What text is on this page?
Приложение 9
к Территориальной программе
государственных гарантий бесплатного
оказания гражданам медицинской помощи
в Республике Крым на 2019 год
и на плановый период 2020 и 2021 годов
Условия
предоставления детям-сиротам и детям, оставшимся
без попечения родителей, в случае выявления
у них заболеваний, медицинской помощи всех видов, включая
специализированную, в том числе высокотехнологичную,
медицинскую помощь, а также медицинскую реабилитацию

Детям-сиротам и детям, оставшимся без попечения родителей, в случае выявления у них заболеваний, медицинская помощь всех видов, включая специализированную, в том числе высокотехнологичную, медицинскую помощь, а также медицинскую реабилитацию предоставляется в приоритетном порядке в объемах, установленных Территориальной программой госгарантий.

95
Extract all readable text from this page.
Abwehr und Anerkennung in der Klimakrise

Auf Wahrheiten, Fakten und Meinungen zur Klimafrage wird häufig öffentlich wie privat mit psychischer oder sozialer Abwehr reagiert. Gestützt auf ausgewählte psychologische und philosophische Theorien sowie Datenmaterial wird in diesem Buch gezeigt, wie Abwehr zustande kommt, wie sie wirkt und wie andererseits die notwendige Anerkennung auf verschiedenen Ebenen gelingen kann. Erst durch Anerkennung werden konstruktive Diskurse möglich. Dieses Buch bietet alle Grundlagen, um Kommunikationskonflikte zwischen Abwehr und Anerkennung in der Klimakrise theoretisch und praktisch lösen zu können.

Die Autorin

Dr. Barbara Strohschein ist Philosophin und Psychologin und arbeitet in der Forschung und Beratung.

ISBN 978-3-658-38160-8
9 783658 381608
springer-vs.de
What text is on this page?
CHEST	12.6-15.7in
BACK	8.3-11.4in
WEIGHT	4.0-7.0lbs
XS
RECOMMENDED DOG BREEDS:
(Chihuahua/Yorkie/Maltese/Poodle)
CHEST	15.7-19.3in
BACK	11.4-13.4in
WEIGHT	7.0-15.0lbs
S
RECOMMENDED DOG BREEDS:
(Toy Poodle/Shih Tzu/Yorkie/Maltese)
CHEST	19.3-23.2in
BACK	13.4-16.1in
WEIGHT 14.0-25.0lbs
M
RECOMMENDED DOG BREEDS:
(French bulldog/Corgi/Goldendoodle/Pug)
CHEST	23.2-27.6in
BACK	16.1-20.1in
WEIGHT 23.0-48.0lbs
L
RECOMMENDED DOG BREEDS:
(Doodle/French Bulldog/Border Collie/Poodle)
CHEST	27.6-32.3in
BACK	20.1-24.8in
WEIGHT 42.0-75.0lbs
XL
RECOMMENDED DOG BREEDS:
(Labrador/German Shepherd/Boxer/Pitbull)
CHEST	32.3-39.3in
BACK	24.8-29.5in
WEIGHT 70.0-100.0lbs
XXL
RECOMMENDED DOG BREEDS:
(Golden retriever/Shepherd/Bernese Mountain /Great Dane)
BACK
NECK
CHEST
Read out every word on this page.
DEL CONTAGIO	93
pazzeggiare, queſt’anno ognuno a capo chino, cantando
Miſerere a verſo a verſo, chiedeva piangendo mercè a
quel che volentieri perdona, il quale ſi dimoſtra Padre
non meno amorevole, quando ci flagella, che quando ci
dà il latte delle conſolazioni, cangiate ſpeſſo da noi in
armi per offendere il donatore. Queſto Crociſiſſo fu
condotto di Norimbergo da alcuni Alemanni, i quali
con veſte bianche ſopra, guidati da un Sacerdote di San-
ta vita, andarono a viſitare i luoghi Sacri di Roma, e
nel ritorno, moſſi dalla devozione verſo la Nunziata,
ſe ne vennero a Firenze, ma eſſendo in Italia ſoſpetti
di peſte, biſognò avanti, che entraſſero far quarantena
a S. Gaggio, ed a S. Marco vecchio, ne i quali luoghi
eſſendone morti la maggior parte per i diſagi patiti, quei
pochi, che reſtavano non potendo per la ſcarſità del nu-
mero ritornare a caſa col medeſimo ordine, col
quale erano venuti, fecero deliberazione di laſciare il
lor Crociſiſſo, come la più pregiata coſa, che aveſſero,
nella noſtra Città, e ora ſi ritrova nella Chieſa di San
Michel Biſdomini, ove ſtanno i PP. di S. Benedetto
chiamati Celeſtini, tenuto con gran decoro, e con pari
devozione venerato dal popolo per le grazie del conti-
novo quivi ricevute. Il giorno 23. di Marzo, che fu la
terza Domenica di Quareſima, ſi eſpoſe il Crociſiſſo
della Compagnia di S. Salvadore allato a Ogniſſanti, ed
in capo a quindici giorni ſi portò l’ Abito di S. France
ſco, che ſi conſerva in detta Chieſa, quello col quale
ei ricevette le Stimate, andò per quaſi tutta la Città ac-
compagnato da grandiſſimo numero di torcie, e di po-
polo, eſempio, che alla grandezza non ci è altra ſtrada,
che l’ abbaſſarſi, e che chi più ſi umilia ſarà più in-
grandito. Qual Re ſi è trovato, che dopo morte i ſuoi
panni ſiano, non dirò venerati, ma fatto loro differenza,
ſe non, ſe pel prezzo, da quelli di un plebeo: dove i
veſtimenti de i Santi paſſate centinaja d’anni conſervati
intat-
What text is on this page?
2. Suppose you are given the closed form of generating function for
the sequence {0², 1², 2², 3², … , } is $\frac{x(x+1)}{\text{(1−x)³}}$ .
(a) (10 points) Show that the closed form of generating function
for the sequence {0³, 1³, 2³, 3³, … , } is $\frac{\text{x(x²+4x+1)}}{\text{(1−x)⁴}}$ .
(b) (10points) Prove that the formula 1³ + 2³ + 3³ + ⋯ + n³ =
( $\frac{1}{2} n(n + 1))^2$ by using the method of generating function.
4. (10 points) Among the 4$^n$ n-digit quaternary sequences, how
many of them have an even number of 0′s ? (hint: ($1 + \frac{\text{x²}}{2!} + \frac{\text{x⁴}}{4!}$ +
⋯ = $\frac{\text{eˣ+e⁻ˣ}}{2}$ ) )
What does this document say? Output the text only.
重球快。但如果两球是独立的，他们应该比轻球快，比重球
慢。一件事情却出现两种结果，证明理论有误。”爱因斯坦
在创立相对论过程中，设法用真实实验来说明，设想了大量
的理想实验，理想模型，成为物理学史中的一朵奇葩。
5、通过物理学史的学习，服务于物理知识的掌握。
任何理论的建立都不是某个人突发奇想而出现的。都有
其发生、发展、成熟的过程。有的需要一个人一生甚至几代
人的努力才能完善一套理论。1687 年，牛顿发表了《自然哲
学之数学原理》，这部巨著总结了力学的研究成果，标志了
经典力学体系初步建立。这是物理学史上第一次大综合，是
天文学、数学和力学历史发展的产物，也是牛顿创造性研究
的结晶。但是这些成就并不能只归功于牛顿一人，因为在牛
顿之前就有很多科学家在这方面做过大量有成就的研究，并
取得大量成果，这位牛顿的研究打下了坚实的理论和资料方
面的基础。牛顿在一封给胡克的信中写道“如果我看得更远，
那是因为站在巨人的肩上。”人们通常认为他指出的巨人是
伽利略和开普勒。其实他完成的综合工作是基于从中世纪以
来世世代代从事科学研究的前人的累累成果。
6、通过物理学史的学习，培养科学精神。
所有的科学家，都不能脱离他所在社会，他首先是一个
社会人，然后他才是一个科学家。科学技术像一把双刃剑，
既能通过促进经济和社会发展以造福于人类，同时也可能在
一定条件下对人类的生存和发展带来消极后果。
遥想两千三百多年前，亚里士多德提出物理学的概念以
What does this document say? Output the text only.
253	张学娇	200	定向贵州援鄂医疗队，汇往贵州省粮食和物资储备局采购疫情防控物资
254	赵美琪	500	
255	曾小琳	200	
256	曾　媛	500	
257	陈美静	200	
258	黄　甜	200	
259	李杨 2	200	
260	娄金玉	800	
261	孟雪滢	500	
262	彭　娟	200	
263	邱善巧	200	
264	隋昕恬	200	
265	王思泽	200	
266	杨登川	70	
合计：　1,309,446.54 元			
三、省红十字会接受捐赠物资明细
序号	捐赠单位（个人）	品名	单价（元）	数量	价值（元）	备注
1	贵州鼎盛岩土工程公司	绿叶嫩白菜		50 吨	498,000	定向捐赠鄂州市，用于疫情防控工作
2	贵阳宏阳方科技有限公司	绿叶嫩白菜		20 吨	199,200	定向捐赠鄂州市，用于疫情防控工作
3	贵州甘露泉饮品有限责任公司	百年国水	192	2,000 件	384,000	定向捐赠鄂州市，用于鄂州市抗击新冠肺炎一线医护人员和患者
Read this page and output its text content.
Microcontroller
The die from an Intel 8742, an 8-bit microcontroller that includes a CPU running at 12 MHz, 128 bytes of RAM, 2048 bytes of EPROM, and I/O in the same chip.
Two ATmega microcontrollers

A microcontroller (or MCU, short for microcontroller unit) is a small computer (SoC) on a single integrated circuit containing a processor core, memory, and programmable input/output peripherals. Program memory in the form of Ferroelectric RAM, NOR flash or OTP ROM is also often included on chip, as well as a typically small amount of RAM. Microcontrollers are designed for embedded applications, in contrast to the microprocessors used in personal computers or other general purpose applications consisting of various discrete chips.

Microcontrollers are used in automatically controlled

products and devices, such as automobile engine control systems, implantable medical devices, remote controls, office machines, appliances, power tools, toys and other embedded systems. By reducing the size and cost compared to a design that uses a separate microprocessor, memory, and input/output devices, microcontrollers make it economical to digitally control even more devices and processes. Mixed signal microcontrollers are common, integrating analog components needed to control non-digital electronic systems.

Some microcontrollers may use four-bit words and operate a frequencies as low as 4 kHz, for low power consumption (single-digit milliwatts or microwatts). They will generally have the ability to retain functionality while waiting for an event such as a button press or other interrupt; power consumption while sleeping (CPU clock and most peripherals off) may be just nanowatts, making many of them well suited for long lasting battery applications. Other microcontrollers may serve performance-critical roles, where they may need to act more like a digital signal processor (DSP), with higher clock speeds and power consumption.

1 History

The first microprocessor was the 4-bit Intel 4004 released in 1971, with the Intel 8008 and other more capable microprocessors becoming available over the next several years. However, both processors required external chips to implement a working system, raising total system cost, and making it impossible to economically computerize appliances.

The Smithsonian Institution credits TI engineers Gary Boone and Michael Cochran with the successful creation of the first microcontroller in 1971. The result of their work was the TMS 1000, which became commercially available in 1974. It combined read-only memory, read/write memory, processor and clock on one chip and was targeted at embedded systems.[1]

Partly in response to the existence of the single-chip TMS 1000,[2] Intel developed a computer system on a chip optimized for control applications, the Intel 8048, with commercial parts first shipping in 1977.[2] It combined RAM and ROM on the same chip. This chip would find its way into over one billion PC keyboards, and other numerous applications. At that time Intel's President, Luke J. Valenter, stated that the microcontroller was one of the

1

═══

Locate the word "помощи" in the records above, and return each line that has it.

» Solution to the problem
оказания гражданам медицинской помощи
у них заболеваний, медицинской помощи всех видов, включая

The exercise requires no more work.